● **WHAT THE TASK REQUIRES**: Reproduce every entry in the listing without alteration.

● **DATASET CONTENT**:

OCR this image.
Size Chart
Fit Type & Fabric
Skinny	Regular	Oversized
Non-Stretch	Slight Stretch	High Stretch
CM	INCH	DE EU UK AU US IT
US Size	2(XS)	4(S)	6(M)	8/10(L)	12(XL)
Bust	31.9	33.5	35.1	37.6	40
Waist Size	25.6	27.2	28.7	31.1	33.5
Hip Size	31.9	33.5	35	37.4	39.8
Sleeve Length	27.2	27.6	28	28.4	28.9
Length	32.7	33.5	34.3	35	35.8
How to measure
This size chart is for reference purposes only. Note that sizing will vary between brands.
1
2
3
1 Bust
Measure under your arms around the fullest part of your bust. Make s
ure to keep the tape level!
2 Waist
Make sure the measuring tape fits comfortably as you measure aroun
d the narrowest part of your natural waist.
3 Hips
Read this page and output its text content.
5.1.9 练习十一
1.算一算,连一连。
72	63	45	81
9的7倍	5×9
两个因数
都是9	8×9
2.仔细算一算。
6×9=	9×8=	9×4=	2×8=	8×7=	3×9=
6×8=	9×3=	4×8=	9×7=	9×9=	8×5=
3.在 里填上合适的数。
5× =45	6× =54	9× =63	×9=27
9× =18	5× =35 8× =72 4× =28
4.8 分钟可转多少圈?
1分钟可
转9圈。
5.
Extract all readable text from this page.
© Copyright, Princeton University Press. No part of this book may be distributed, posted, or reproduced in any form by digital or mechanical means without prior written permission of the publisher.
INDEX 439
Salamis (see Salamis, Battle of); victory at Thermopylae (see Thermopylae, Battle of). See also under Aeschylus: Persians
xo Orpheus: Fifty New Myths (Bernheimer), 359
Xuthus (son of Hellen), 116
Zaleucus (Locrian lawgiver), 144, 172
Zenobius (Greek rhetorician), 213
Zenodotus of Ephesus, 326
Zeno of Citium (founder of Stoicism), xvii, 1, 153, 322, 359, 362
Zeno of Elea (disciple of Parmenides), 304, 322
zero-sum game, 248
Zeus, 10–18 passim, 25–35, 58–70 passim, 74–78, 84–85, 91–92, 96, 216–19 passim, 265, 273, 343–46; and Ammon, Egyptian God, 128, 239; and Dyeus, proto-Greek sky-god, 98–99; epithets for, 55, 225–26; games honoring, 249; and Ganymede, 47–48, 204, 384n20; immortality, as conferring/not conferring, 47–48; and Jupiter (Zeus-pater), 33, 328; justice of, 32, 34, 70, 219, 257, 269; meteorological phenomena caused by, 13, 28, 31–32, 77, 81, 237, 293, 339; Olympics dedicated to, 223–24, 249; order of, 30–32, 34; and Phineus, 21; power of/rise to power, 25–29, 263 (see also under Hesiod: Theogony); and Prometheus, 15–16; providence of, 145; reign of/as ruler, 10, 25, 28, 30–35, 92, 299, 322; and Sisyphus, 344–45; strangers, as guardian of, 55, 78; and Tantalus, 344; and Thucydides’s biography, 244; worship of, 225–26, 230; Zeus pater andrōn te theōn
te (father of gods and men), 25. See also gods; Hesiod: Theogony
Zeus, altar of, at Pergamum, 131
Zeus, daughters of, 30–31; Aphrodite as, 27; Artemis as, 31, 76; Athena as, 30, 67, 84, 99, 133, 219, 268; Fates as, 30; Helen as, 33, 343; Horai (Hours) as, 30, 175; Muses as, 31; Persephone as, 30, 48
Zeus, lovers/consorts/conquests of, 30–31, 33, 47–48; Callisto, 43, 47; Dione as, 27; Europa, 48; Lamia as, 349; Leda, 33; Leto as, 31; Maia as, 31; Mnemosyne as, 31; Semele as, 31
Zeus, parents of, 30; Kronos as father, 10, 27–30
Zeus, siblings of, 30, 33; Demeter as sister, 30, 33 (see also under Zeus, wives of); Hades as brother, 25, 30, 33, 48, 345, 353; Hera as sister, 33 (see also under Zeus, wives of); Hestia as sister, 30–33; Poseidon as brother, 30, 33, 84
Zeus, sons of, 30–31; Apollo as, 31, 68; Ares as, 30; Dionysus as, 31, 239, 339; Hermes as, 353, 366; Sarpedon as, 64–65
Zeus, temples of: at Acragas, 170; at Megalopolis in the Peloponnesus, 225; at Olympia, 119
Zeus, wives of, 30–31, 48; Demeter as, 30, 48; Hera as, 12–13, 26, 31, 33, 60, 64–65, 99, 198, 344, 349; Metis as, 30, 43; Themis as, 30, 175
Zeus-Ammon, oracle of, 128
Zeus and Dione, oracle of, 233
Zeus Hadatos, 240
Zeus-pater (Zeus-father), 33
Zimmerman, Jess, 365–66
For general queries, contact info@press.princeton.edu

● **TASK SOLUTION**:
OCR this image.
Size Chart
Fit Type & Fabric
Skinny	Regular	Oversized
Non-Stretch	Slight Stretch	High Stretch
CM	INCH	DE EU UK AU US IT
US Size	2(XS)	4(S)	6(M)	8/10(L)	12(XL)
Bust	31.9	33.5	35.1	37.6	40
Waist Size	25.6	27.2	28.7	31.1	33.5
Hip Size	31.9	33.5	35	37.4	39.8
Sleeve Length	27.2	27.6	28	28.4	28.9
Length	32.7	33.5	34.3	35	35.8
How to measure
This size chart is for reference purposes only. Note that sizing will vary between brands.
1
2
3
1 Bust
Measure under your arms around the fullest part of your bust. Make s
ure to keep the tape level!
2 Waist
Make sure the measuring tape fits comfortably as you measure aroun
d the narrowest part of your natural waist.
3 Hips
Read this page and output its text content.
5.1.9 练习十一
1.算一算,连一连。
72	63	45	81
9的7倍	5×9
两个因数
都是9	8×9
2.仔细算一算。
6×9=	9×8=	9×4=	2×8=	8×7=	3×9=
6×8=	9×3=	4×8=	9×7=	9×9=	8×5=
3.在 里填上合适的数。
5× =45	6× =54	9× =63	×9=27
9× =18	5× =35 8× =72 4× =28
4.8 分钟可转多少圈?
1分钟可
转9圈。
5.
Extract all readable text from this page.
© Copyright, Princeton University Press. No part of this book may be distributed, posted, or reproduced in any form by digital or mechanical means without prior written permission of the publisher.
INDEX 439
Salamis (see Salamis, Battle of); victory at Thermopylae (see Thermopylae, Battle of). See also under Aeschylus: Persians
xo Orpheus: Fifty New Myths (Bernheimer), 359
Xuthus (son of Hellen), 116
Zaleucus (Locrian lawgiver), 144, 172
Zenobius (Greek rhetorician), 213
Zenodotus of Ephesus, 326
Zeno of Citium (founder of Stoicism), xvii, 1, 153, 322, 359, 362
Zeno of Elea (disciple of Parmenides), 304, 322
zero-sum game, 248
Zeus, 10–18 passim, 25–35, 58–70 passim, 74–78, 84–85, 91–92, 96, 216–19 passim, 265, 273, 343–46; and Ammon, Egyptian God, 128, 239; and Dyeus, proto-Greek sky-god, 98–99; epithets for, 55, 225–26; games honoring, 249; and Ganymede, 47–48, 204, 384n20; immortality, as conferring/not conferring, 47–48; and Jupiter (Zeus-pater), 33, 328; justice of, 32, 34, 70, 219, 257, 269; meteorological phenomena caused by, 13, 28, 31–32, 77, 81, 237, 293, 339; Olympics dedicated to, 223–24, 249; order of, 30–32, 34; and Phineus, 21; power of/rise to power, 25–29, 263 (see also under Hesiod: Theogony); and Prometheus, 15–16; providence of, 145; reign of/as ruler, 10, 25, 28, 30–35, 92, 299, 322; and Sisyphus, 344–45; strangers, as guardian of, 55, 78; and Tantalus, 344; and Thucydides’s biography, 244; worship of, 225–26, 230; Zeus pater andrōn te theōn
te (father of gods and men), 25. See also gods; Hesiod: Theogony
Zeus, altar of, at Pergamum, 131
Zeus, daughters of, 30–31; Aphrodite as, 27; Artemis as, 31, 76; Athena as, 30, 67, 84, 99, 133, 219, 268; Fates as, 30; Helen as, 33, 343; Horai (Hours) as, 30, 175; Muses as, 31; Persephone as, 30, 48
Zeus, lovers/consorts/conquests of, 30–31, 33, 47–48; Callisto, 43, 47; Dione as, 27; Europa, 48; Lamia as, 349; Leda, 33; Leto as, 31; Maia as, 31; Mnemosyne as, 31; Semele as, 31
Zeus, parents of, 30; Kronos as father, 10, 27–30
Zeus, siblings of, 30, 33; Demeter as sister, 30, 33 (see also under Zeus, wives of); Hades as brother, 25, 30, 33, 48, 345, 353; Hera as sister, 33 (see also under Zeus, wives of); Hestia as sister, 30–33; Poseidon as brother, 30, 33, 84
Zeus, sons of, 30–31; Apollo as, 31, 68; Ares as, 30; Dionysus as, 31, 239, 339; Hermes as, 353, 366; Sarpedon as, 64–65
Zeus, temples of: at Acragas, 170; at Megalopolis in the Peloponnesus, 225; at Olympia, 119
Zeus, wives of, 30–31, 48; Demeter as, 30, 48; Hera as, 12–13, 26, 31, 33, 60, 64–65, 99, 198, 344, 349; Metis as, 30, 43; Themis as, 30, 175
Zeus-Ammon, oracle of, 128
Zeus and Dione, oracle of, 233
Zeus Hadatos, 240
Zeus-pater (Zeus-father), 33
Zimmerman, Jess, 365–66
For general queries, contact info@press.princeton.edu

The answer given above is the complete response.